■ TEXT SEGMENT:
How to Fight Junk Mail in Outlook and Gmail

Junk mail, also known as spam, is a big annoyance. Whether it’s advertisements you never signed up for, poorly-worded scams promising you millions, or inappropriate content, nobody wants it in their inbox.

Though both Gmail and Outlook’s built-in spam detection is excellent, sometimes junk mail will slip through. Here’s how to block junk in both Gmail and Outlook to keep your inbox clean.

How to Block Spam in Outlook

When you receive a spam email in Outlook, you can easily block a sender and move their email to junk. Just right-click the email in question and choose Junk > Block Sender.


If you’re getting a lot of spam, you may need to adjust Outlook’s spam filter. Right-click any message and choose Junk > Junk E-mail options. On the Options tab, you can choose from the level of filtering to apply.

No Automatic Filtering will only catch mail from senders you’ve blocked as junk. For most cases, Low is a good choice. High may treat legitimate messages as junk, which requires you to move them out of your Junk folder.


Block a Domain in Outlook

If you need more options for fighting spam, you can block an entire domain in Outlook.

■ EXCERPTED RECORDS:
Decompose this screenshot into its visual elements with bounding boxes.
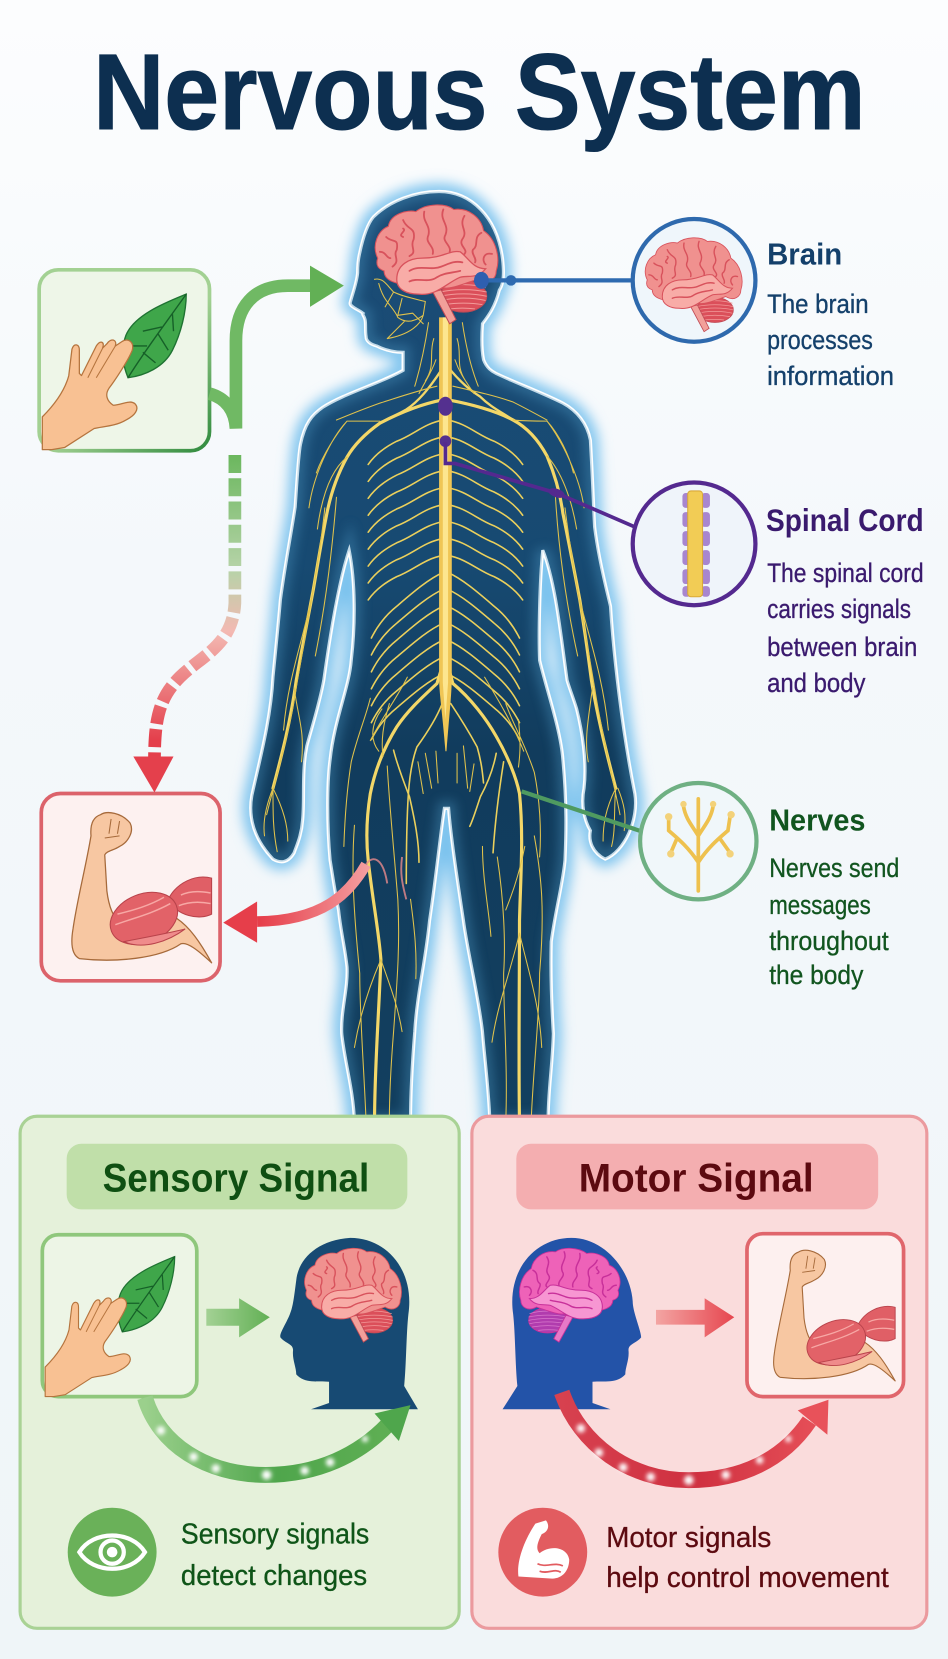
---
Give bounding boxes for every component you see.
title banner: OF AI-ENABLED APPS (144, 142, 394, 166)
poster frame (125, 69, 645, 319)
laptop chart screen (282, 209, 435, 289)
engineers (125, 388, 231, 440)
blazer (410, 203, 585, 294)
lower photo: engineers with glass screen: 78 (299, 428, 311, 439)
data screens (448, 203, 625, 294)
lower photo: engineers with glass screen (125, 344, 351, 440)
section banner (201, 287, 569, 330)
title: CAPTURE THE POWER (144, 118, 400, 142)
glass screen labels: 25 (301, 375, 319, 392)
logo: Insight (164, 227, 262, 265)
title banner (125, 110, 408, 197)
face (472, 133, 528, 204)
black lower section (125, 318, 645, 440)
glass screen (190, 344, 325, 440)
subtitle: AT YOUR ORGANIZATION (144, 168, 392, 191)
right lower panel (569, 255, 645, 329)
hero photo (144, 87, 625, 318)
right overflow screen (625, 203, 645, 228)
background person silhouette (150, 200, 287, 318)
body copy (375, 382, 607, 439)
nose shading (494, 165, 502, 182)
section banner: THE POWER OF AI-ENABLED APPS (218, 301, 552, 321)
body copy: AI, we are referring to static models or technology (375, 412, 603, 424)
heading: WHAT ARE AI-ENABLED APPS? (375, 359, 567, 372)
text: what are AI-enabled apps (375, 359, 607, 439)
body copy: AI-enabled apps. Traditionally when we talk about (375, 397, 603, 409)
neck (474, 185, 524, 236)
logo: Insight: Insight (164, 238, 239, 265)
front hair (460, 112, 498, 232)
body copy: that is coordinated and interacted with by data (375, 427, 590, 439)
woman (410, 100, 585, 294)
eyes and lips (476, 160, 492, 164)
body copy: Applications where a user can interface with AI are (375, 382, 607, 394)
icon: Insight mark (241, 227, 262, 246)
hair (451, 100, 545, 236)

■ DIRECTIONS:
**A.** Reproduce the passage of the junk mail guide from "If you’re getting" to "filtering to apply." word for word.
**B.** Answer the following questions using the junk mail guide, with one answer on each line:
(i) Which menu choice blocks a sender after right-clicking an email in Outlook?
(ii) Which filtering level does the guide call a good choice for most cases?
(iii) What mail does No Automatic Filtering catch?
**C.** Resume the junk mail guide, starting after its final sentence.

■ EXPECTED OUTPUTS:
**A.**
If you’re getting a lot of spam, you may need to adjust Outlook’s spam filter. Right-click any message and choose Junk > Junk E-mail options. On the Options tab, you can choose from the level of filtering to apply.

**B.**
(i) Junk > Block Sender
(ii) Low
(iii) Only mail from senders you have blocked as junk

**C.**
To start, on the Home tab, click the Junk entry on the Delete section. Choose Junk E-mail options to open the same menu as earlier. Here, switch to the Blocked Senders tab.



Click the Add button to add one or more domains you want to block. For instance, if you want to stop receiving spam from a domain called AnnoyingSpam, enter into the box and click OK. You’ll see it appear in the list.

Once you’ve done this, Outlook will automatically send any messages from that domain to your Junk folder. You can even click Export to File to save the list for use elsewhere.

Try the Junk Email Reporting Add-in

If you’d like to help in the fight against spam, you can download the Microsoft Junk Email Reporting Add-in for Outlook. In addition to blocking similar messages in the future, this also allows you to let Microsoft know about unwanted messages so it can help reduce the amount of spam everyone receives.

Take a look at our guide to using the Report Junk add-in for Outlook if you’re interested.

How to Block Spam in Gmail

Gmail also makes it easy to get unwanted messages out of your inbox. To do so, first open the message in question. Click the small arrow dropdown box in the top-right corner of the message and choose Report spam to let Google know about the message.

If you’d like, you can click Block “[Sender name]” too. This will filter all future messages from that address so you won’t have to worry about them.

Create a Filter in Gmail

If you want to filter emails containing certain words or block an entire domain, you can do so with a Gmail filter. Click the Cog icon followed by Settings. Then select the Filters and Blocked Addresses tab.

You’ll see a list of addresses you’ve already blocked (if any). Click Create a new filter to set up the criteria.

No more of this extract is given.